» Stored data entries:
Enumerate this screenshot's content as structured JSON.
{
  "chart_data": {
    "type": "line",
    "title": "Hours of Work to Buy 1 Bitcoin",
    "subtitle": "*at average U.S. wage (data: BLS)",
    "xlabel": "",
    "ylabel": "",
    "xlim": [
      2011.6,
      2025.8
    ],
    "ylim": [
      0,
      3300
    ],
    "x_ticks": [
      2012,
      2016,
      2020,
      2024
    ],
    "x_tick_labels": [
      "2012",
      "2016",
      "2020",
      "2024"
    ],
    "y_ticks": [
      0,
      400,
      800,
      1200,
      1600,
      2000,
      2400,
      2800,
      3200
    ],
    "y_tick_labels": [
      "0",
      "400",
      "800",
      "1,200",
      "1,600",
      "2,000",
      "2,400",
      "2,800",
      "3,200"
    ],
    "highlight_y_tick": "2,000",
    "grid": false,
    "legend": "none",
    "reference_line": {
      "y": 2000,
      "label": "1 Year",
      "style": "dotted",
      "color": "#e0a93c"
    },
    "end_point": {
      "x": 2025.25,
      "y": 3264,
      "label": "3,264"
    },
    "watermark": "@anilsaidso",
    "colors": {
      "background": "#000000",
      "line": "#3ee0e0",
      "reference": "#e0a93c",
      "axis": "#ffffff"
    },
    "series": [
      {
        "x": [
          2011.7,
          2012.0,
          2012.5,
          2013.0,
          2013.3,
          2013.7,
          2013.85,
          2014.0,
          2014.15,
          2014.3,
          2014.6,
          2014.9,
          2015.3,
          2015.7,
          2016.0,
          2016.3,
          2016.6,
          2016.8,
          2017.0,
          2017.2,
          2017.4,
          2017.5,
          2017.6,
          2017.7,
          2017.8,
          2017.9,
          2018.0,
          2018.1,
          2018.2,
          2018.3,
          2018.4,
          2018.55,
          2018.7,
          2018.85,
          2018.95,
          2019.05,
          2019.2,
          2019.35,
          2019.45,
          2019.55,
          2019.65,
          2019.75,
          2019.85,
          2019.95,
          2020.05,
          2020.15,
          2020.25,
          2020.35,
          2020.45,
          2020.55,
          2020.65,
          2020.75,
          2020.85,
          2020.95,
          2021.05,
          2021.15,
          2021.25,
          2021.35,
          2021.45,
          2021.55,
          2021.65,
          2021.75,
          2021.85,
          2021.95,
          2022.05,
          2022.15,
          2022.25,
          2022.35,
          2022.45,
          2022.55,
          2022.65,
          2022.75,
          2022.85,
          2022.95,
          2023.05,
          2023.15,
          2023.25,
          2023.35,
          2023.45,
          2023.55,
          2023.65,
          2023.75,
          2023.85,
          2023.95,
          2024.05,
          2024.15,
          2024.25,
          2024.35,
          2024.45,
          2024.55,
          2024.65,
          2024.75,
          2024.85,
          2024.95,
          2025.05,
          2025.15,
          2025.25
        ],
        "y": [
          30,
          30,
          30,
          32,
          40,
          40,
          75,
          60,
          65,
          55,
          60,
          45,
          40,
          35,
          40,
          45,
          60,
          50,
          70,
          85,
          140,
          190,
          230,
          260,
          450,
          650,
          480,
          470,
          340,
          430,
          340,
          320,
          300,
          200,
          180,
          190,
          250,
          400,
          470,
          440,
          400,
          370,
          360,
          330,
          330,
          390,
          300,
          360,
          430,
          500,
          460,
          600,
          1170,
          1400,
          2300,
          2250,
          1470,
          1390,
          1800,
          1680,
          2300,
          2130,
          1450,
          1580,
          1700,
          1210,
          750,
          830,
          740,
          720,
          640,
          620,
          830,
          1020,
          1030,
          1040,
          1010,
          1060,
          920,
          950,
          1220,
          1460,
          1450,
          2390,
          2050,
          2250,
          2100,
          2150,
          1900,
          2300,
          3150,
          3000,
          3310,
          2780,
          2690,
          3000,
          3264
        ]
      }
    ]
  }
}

» Task directions:
Repeat the material above exactly.

» Result below:
Enumerate this screenshot's content as structured JSON.
{
  "chart_data": {
    "type": "line",
    "title": "Hours of Work to Buy 1 Bitcoin",
    "subtitle": "*at average U.S. wage (data: BLS)",
    "xlabel": "",
    "ylabel": "",
    "xlim": [
      2011.6,
      2025.8
    ],
    "ylim": [
      0,
      3300
    ],
    "x_ticks": [
      2012,
      2016,
      2020,
      2024
    ],
    "x_tick_labels": [
      "2012",
      "2016",
      "2020",
      "2024"
    ],
    "y_ticks": [
      0,
      400,
      800,
      1200,
      1600,
      2000,
      2400,
      2800,
      3200
    ],
    "y_tick_labels": [
      "0",
      "400",
      "800",
      "1,200",
      "1,600",
      "2,000",
      "2,400",
      "2,800",
      "3,200"
    ],
    "highlight_y_tick": "2,000",
    "grid": false,
    "legend": "none",
    "reference_line": {
      "y": 2000,
      "label": "1 Year",
      "style": "dotted",
      "color": "#e0a93c"
    },
    "end_point": {
      "x": 2025.25,
      "y": 3264,
      "label": "3,264"
    },
    "watermark": "@anilsaidso",
    "colors": {
      "background": "#000000",
      "line": "#3ee0e0",
      "reference": "#e0a93c",
      "axis": "#ffffff"
    },
    "series": [
      {
        "x": [
          2011.7,
          2012.0,
          2012.5,
          2013.0,
          2013.3,
          2013.7,
          2013.85,
          2014.0,
          2014.15,
          2014.3,
          2014.6,
          2014.9,
          2015.3,
          2015.7,
          2016.0,
          2016.3,
          2016.6,
          2016.8,
          2017.0,
          2017.2,
          2017.4,
          2017.5,
          2017.6,
          2017.7,
          2017.8,
          2017.9,
          2018.0,
          2018.1,
          2018.2,
          2018.3,
          2018.4,
          2018.55,
          2018.7,
          2018.85,
          2018.95,
          2019.05,
          2019.2,
          2019.35,
          2019.45,
          2019.55,
          2019.65,
          2019.75,
          2019.85,
          2019.95,
          2020.05,
          2020.15,
          2020.25,
          2020.35,
          2020.45,
          2020.55,
          2020.65,
          2020.75,
          2020.85,
          2020.95,
          2021.05,
          2021.15,
          2021.25,
          2021.35,
          2021.45,
          2021.55,
          2021.65,
          2021.75,
          2021.85,
          2021.95,
          2022.05,
          2022.15,
          2022.25,
          2022.35,
          2022.45,
          2022.55,
          2022.65,
          2022.75,
          2022.85,
          2022.95,
          2023.05,
          2023.15,
          2023.25,
          2023.35,
          2023.45,
          2023.55,
          2023.65,
          2023.75,
          2023.85,
          2023.95,
          2024.05,
          2024.15,
          2024.25,
          2024.35,
          2024.45,
          2024.55,
          2024.65,
          2024.75,
          2024.85,
          2024.95,
          2025.05,
          2025.15,
          2025.25
        ],
        "y": [
          30,
          30,
          30,
          32,
          40,
          40,
          75,
          60,
          65,
          55,
          60,
          45,
          40,
          35,
          40,
          45,
          60,
          50,
          70,
          85,
          140,
          190,
          230,
          260,
          450,
          650,
          480,
          470,
          340,
          430,
          340,
          320,
          300,
          200,
          180,
          190,
          250,
          400,
          470,
          440,
          400,
          370,
          360,
          330,
          330,
          390,
          300,
          360,
          430,
          500,
          460,
          600,
          1170,
          1400,
          2300,
          2250,
          1470,
          1390,
          1800,
          1680,
          2300,
          2130,
          1450,
          1580,
          1700,
          1210,
          750,
          830,
          740,
          720,
          640,
          620,
          830,
          1020,
          1030,
          1040,
          1010,
          1060,
          920,
          950,
          1220,
          1460,
          1450,
          2390,
          2050,
          2250,
          2100,
          2150,
          1900,
          2300,
          3150,
          3000,
          3310,
          2780,
          2690,
          3000,
          3264
        ]
      }
    ]
  }
}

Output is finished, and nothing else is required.